**TASKS TO COMPLETE:**
1. Decide whether each statement agrees with the Wall of Memory article, answering yes or no and quoting the deciding words: (a) Work on the wall began in 1968. (b) Avraam Miletsky designed the crematorium and park on his own. (c) Every buried section of the wall has now been uncovered.
2. Name every place that the Wall of Memory article says the wall symbolically passed through as "furnaces."
3. Carry on writing the Wall of Memory article from its final sentence.

Wall of Memory
- Interactive map of Wall of Memory
- Location: Baikove Cemetery, Kyiv, Ukraine
- Coordinates: 50°24′58″N 30°30′20″E﻿ / ﻿50.416061°N 30.505643°E
- Designer: Ada Rybachuk and Volodymyr Melnychenko (artists); Avraam Miletsky (architect)
- Type: Monumental high-relief; part of the Memory Park memorial complex
- Material: Reinforced concrete with steel armature
- Length: 213 m
- Height: 4.5–16 m
- Beginning date: 1968
- Completion date: 1981
- Dedicated to: Death and remembrance

= Wall of Memory (Ukraine) =

The Wall of Memory (Стіна Пам'яті) is a monumental high-relief and a landmark of Soviet modernism located on Baikove Cemetery in Kyiv, Ukraine. Created between 1968 and 1981 by the artists Ada Rybachuk and Volodymyr Melnychenko within the Memory Park memorial complex, the work was nearly finished when, in January 1982, Soviet authorities ordered it covered with concrete on ideological grounds. Substantial sections remain buried; partial restoration began in 2018.

== Location and context ==
The Wall of Memory stands in Memory Park next to a landmark of neomodernist architecture — the Kyiv Crematorium, whose halls of farewell take the form of opened petals or portals. The crematorium and surrounding park were designed by architect Avraam Miletsky in collaboration with the monumental artists Ada Rybachuk and Volodymyr Melnychenko.

The high-relief was 213 metres long and ranged in height from 4.5 to 16 metres, covering more than 2,000 square metres in total — described as the largest bas-relief in Europe.

== Design and themes ==
The monumental composition is dedicated to the themes of death and grief. The wall takes the form of a ribbon on which scenes from world mythology and history unfold — from the myth of Prometheus to events of the Second World War and the post-war era.

Eschatological universal motifs — Icarus, Prometheus, Spring, Rainbow, Blossoming Garden, Love, Creativity, Motherhood, Knowledge, Man and Beast, and Heroic Deed — were intended to dissolve the personal grief of mourners into shared, collective experience. By the end of the funerary path, only a purified, communal memory of death was meant to remain. Individual suffering was gradually displaced by universal human experience. Symbolically, the wall passed through the "furnaces" of Babi Yar, Majdanek, and Auschwitz before resolving in imagery of the resilience of life.

**DATA ROWS:**
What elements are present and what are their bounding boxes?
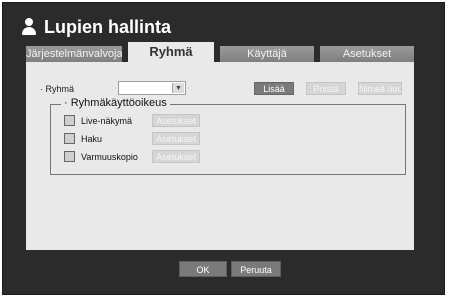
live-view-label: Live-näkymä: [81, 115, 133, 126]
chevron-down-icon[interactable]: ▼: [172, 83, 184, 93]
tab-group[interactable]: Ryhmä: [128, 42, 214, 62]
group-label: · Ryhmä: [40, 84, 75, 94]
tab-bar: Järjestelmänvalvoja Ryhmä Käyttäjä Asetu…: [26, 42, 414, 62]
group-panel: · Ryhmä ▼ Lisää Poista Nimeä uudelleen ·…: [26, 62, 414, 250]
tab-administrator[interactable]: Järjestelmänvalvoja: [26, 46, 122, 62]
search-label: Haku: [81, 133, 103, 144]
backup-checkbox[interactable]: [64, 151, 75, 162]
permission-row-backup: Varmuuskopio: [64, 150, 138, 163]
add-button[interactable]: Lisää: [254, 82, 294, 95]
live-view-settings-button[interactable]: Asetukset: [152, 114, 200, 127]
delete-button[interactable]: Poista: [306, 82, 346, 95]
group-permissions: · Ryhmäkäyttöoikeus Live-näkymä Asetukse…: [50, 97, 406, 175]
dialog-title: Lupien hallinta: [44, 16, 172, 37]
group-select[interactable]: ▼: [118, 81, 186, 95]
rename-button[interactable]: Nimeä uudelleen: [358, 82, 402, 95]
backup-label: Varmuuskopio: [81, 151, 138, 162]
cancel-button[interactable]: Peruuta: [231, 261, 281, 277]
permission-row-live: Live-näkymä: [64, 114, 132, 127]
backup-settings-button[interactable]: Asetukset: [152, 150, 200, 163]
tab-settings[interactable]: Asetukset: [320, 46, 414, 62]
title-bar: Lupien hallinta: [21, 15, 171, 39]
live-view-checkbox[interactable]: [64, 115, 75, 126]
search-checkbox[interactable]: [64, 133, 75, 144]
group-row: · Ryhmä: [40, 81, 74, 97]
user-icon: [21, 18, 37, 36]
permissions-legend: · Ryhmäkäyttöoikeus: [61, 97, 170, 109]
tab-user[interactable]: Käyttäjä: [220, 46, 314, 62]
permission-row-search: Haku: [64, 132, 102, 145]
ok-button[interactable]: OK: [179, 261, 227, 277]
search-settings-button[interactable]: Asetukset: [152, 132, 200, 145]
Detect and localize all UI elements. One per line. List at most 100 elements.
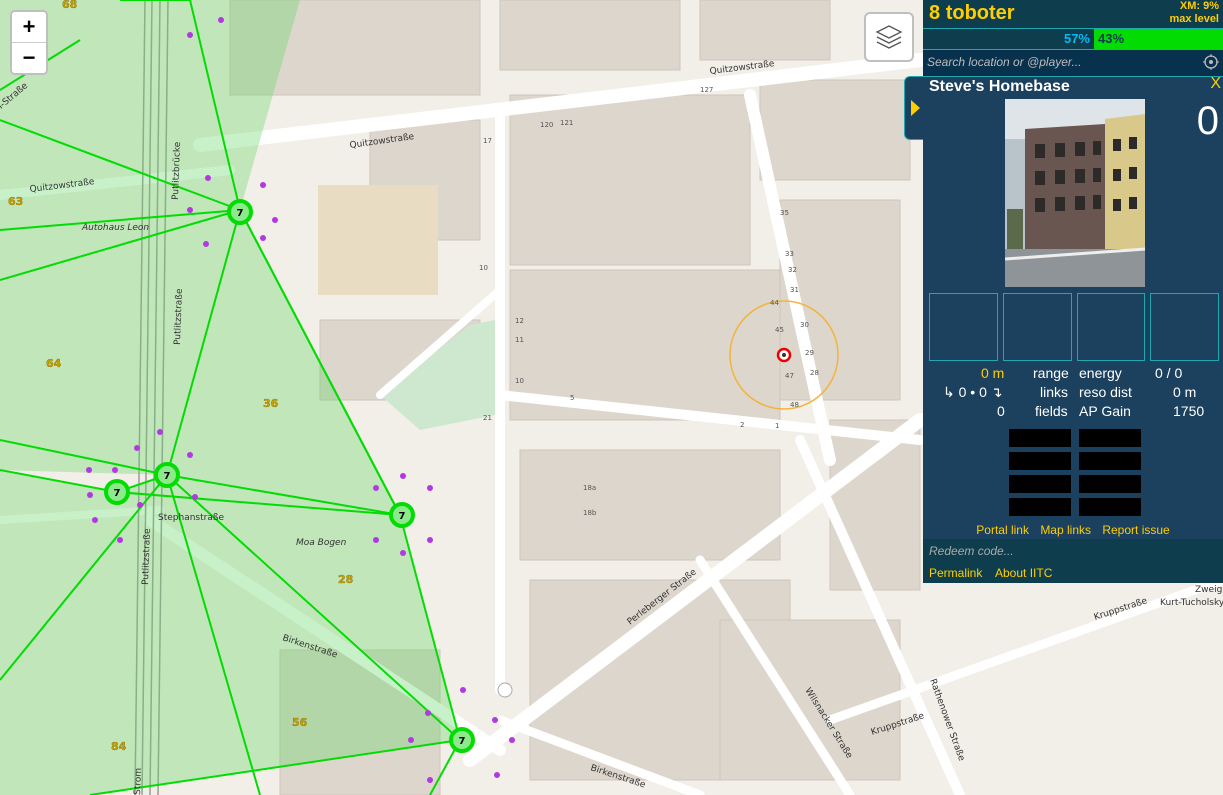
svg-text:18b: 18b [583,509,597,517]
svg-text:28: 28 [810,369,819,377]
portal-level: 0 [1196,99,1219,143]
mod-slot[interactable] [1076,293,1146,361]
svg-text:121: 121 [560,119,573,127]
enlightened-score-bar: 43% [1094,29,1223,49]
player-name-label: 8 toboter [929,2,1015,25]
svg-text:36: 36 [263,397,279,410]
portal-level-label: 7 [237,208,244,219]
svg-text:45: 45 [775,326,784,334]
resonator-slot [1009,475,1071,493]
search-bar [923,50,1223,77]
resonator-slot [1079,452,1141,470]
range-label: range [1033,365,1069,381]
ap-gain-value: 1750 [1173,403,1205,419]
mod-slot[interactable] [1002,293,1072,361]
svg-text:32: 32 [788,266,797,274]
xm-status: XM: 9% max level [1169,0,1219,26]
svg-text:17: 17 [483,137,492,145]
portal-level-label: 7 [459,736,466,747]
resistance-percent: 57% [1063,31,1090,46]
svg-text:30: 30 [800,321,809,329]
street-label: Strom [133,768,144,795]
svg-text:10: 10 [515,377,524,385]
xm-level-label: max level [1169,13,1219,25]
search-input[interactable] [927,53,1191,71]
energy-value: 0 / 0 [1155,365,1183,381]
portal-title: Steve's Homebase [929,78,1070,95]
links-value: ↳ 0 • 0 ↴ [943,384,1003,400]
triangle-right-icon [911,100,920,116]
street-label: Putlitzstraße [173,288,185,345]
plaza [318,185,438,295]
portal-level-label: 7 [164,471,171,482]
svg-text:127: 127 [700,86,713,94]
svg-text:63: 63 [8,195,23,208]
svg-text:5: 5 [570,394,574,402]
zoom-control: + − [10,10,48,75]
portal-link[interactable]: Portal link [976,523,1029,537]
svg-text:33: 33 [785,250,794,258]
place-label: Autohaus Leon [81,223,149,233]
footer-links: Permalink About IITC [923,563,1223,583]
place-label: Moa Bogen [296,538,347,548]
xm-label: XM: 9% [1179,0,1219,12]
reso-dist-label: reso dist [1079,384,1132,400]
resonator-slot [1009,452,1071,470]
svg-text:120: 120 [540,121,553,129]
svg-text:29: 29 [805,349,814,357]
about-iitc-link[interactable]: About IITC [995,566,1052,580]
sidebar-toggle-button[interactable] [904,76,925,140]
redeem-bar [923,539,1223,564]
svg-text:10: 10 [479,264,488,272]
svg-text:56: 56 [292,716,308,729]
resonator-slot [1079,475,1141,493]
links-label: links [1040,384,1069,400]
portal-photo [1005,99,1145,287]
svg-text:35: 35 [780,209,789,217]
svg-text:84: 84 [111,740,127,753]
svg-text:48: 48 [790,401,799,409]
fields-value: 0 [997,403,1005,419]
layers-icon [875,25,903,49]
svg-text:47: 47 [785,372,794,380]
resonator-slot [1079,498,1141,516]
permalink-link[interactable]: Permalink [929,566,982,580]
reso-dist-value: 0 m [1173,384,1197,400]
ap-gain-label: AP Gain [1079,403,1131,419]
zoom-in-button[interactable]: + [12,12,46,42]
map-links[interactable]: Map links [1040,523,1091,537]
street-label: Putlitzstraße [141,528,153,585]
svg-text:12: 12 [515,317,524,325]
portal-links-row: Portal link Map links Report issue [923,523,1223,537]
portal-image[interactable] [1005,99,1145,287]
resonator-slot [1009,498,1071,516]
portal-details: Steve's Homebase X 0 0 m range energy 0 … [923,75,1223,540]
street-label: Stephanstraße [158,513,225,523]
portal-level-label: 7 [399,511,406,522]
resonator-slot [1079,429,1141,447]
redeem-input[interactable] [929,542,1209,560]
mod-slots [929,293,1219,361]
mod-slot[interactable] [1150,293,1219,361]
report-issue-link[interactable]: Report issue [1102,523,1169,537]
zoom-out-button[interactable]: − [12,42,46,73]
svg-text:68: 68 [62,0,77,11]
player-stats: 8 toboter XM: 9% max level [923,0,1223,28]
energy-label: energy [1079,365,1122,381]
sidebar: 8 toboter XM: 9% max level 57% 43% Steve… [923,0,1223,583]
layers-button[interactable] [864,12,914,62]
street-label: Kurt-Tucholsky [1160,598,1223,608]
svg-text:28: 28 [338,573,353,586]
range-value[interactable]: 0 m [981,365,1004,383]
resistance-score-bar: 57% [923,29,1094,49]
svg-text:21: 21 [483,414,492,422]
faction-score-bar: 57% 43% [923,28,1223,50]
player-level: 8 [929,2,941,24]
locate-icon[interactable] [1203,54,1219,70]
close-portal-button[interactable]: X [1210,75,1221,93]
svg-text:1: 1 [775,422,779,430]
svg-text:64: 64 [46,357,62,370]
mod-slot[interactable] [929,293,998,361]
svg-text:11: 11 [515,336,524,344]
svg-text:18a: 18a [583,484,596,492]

...

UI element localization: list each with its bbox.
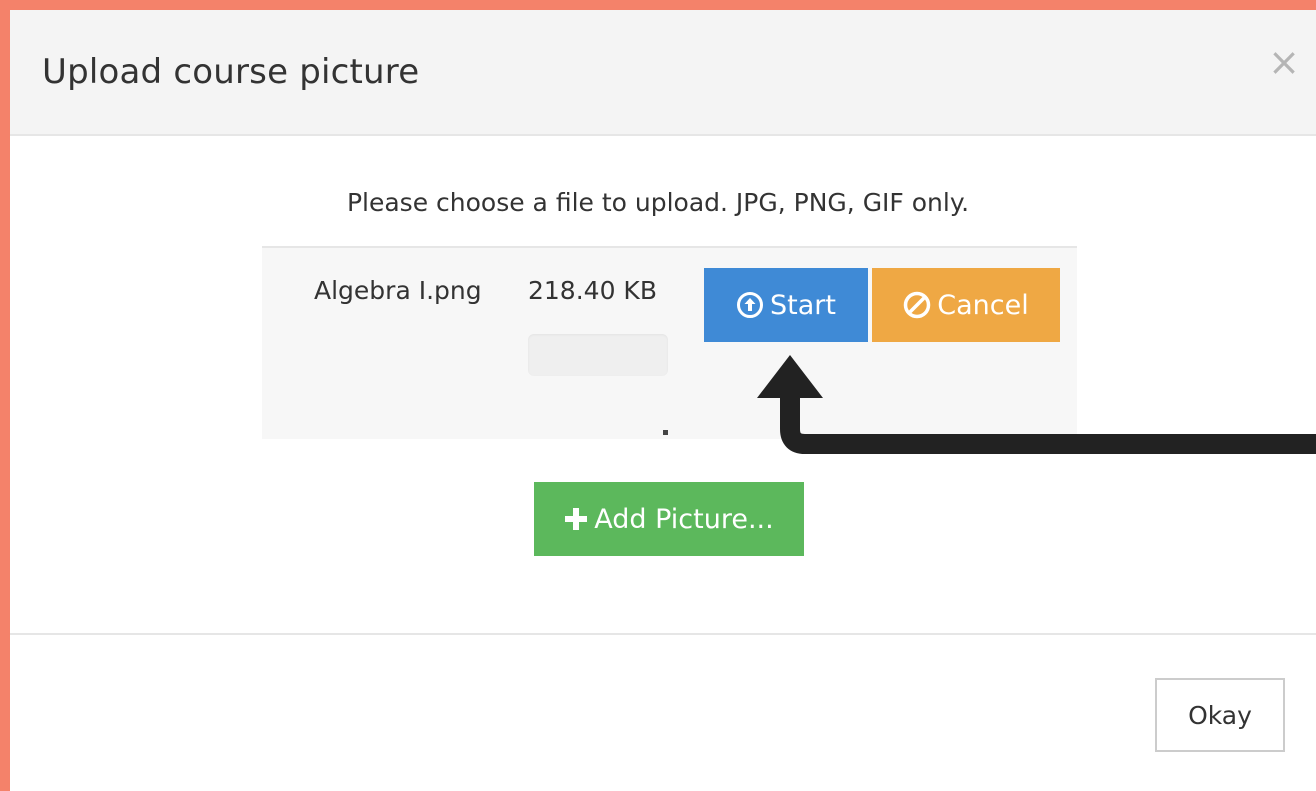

**FINAL RESULTS:**
1.
(a) Yes: "Created between 1968 and 1981"
(b) No: "designed by architect Avraam Miletsky in collaboration with the monumental artists Ada Rybachuk and Volodymyr Melnychenko"
(c) No: "Substantial sections remain buried"

2. Babi Yar, Majdanek, Auschwitz

3.
== Construction ==
The Wall of Memory was built on a retaining wall installed to stabilise the soil around Memory Park. The artists transformed this engineering element into the centrepiece of the entire complex. They first welded a steel framework for the bas-reliefs, then poured concrete onto it. The grey forms were intended to be coloured using encaustic — an ancient technique combining pigments with beeswax.

Rybachuk and Melnychenko worked on what they considered their magnum opus for thirteen years, from 1968 to 1981.

== Destruction ==
In January 1982, by order of the Ministry of Culture of the Ukrainian SSR, work on the wall was halted. The Artistic Commission for Fine Art and the Expert Council on Monumental Sculpture declared the Wall of Memory "alien to the principles of socialist realism".

According to one account, Avraam Miletsky played a negative role in the decision: after a quarrel with the artists, the architect personally pushed for the destruction of the monument. According to another version, the leader of the Ukrainian SSR, Volodymyr Shcherbytsky, visited the park and reportedly objected to what he called the "non-Slavic" — and "Jewish" — features of the depicted figures.

In May 1982, the bas-reliefs were buried under tons of liquid concrete, transforming the work into what has since been called the "Wall of Oblivion". It is the only such monumental bas-relief in the world to have been concealed in this manner.

== Restoration ==
In 1992, the Ministry of Culture of independent Ukraine, together with the State Committee for Construction and the Council of the Union of Architects, condemned the act of vandalism, annulled all decisions ordering the destruction of the Wall, and recommended its restoration. Concrete restoration work, however, did not begin for another quarter-century.

On 18 May 2018, as part of Kyiv Art Week, a fragment of the Wall titled "Defence of the Fatherland" was unveiled along the path to the crematorium; about six square metres of relief were cleared. In autumn 2021, through the work of the Artists' Heritage Fund, around 120 additional square metres of relief were restored, revealing the figure of a woman blowing a horn to summon defenders of the country during war.

Ada Rybachuk did not live to see the restoration of the work; she died in 2010. Volodymyr Melnychenko witnessed the partial unveilings of 2018 and 2021 before his death in April 2023.

== In film ==
In 1988, director I. Goldstein made the documentary film The Wall (Стіна) about the complex on Baikove Cemetery.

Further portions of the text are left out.